(Dataset items)
━━━━━━━━━━━━━━━━

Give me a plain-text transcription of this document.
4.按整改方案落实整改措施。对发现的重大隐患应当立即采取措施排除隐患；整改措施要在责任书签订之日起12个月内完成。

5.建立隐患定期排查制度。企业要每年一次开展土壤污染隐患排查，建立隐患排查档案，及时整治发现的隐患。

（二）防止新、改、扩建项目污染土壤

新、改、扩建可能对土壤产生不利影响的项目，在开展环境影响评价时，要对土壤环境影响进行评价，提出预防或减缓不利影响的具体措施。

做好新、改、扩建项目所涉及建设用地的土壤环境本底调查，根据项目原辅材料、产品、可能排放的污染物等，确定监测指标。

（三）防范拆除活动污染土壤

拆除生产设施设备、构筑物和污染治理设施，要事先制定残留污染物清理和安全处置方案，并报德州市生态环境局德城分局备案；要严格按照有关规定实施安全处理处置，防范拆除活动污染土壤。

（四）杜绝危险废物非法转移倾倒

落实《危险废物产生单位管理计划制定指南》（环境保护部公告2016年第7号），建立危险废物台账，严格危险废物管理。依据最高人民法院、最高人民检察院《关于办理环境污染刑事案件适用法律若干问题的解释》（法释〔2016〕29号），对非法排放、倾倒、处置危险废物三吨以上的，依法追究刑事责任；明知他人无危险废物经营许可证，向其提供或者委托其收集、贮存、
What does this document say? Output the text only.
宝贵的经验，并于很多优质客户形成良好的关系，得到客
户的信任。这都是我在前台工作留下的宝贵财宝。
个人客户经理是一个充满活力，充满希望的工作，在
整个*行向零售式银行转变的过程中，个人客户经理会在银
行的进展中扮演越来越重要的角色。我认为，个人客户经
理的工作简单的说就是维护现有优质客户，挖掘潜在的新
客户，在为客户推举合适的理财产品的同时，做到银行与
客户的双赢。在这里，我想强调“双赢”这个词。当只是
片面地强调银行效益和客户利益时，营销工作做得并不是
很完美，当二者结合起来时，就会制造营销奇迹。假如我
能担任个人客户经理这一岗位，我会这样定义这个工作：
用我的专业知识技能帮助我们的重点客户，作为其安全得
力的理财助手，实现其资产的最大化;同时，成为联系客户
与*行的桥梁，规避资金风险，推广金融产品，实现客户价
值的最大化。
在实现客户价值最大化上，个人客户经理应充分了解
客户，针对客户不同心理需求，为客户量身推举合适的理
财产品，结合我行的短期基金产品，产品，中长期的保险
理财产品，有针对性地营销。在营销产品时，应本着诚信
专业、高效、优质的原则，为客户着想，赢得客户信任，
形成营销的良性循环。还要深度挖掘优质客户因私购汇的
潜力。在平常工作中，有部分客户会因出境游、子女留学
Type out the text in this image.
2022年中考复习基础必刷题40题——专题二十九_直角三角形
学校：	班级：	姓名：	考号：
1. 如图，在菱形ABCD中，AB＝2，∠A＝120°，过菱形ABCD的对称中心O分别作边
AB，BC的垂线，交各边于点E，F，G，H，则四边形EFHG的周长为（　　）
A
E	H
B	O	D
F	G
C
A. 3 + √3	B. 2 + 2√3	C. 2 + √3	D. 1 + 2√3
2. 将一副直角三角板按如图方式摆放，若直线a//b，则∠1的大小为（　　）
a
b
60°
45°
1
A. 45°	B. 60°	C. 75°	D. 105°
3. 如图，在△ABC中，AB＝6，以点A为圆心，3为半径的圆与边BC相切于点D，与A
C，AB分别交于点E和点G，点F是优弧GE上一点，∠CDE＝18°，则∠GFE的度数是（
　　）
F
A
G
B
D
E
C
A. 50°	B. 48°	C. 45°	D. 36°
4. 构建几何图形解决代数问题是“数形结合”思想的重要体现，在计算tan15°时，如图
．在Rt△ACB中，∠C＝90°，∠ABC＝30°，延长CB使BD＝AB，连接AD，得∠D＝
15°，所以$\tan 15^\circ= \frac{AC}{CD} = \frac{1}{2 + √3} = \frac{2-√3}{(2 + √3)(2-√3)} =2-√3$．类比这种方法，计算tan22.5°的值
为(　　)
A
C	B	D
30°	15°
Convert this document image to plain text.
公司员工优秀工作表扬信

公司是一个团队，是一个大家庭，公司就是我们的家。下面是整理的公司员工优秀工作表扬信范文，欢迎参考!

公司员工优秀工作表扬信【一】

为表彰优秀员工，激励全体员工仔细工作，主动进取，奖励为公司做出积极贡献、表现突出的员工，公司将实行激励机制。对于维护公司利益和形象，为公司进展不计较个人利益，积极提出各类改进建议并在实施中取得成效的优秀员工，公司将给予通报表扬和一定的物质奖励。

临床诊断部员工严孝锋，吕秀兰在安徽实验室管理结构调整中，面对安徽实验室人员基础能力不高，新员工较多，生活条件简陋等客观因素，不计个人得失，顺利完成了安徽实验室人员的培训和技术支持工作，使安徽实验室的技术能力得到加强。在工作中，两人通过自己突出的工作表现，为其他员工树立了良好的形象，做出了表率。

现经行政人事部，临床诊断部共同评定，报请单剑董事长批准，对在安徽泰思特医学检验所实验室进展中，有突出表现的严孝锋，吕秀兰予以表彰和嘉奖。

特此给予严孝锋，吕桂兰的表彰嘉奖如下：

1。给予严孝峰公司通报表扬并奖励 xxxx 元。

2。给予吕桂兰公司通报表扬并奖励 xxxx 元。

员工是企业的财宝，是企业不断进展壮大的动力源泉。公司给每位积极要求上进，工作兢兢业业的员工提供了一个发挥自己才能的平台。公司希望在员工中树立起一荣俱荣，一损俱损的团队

━━━━━━━━━━━━━━━━

Set exercise. Pick out every line above that contains the word "image" and copy it.

Problem solution.
Type out the text in this image.
Convert this document image to plain text.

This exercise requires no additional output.